SHORT PROBLEM -
In the copy, include every entry exactly but none of the images.

* Start GIVEN RECORDS *

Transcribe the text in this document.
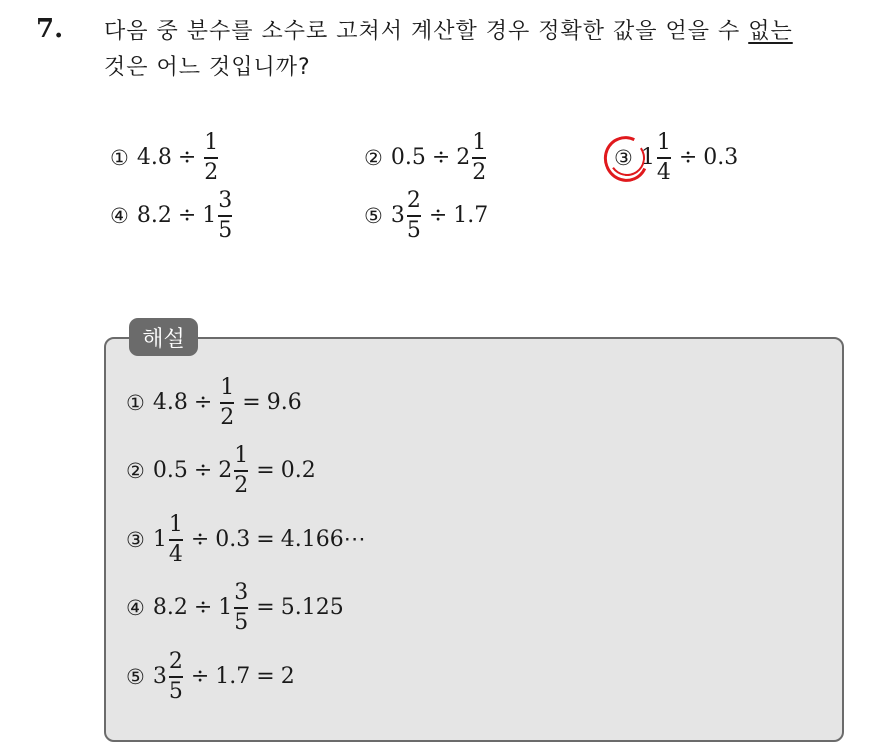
7. 다음 중 분수를 소수로 고쳐서 계산할 경우 정확한 값을 얻을 수 없는
것은 어느 것입니까?
① $4.8 \div \frac{1}{2}$	② $0.5 \div 2 \frac{1}{2}$	③ $1 \frac{1}{4} \div 0.3$
④ $8.2 \div 1 \frac{3}{5}$	⑤ $3 \frac{2}{5} \div 1.7$
해설
① $4.8 \div \frac{1}{2} = 9.6$
② $0.5 \div 2 \frac{1}{2} = 0.2$
③ $1 \frac{1}{4} \div 0.3$ = 4.166⋯
④ $8.2 \div 1 \frac{3}{5} = 5.125$
⑤ $3 \frac{2}{5} \div 1.7 = 2$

* End GIVEN RECORDS *

THE REPLY -
Transcribe the text in this document.
7. 다음 중 분수를 소수로 고쳐서 계산할 경우 정확한 값을 얻을 수 없는
것은 어느 것입니까?
① $4.8 \div \frac{1}{2}$	② $0.5 \div 2 \frac{1}{2}$	③ $1 \frac{1}{4} \div 0.3$
④ $8.2 \div 1 \frac{3}{5}$	⑤ $3 \frac{2}{5} \div 1.7$
해설
① $4.8 \div \frac{1}{2} = 9.6$
② $0.5 \div 2 \frac{1}{2} = 0.2$
③ $1 \frac{1}{4} \div 0.3$ = 4.166⋯
④ $8.2 \div 1 \frac{3}{5} = 5.125$
⑤ $3 \frac{2}{5} \div 1.7 = 2$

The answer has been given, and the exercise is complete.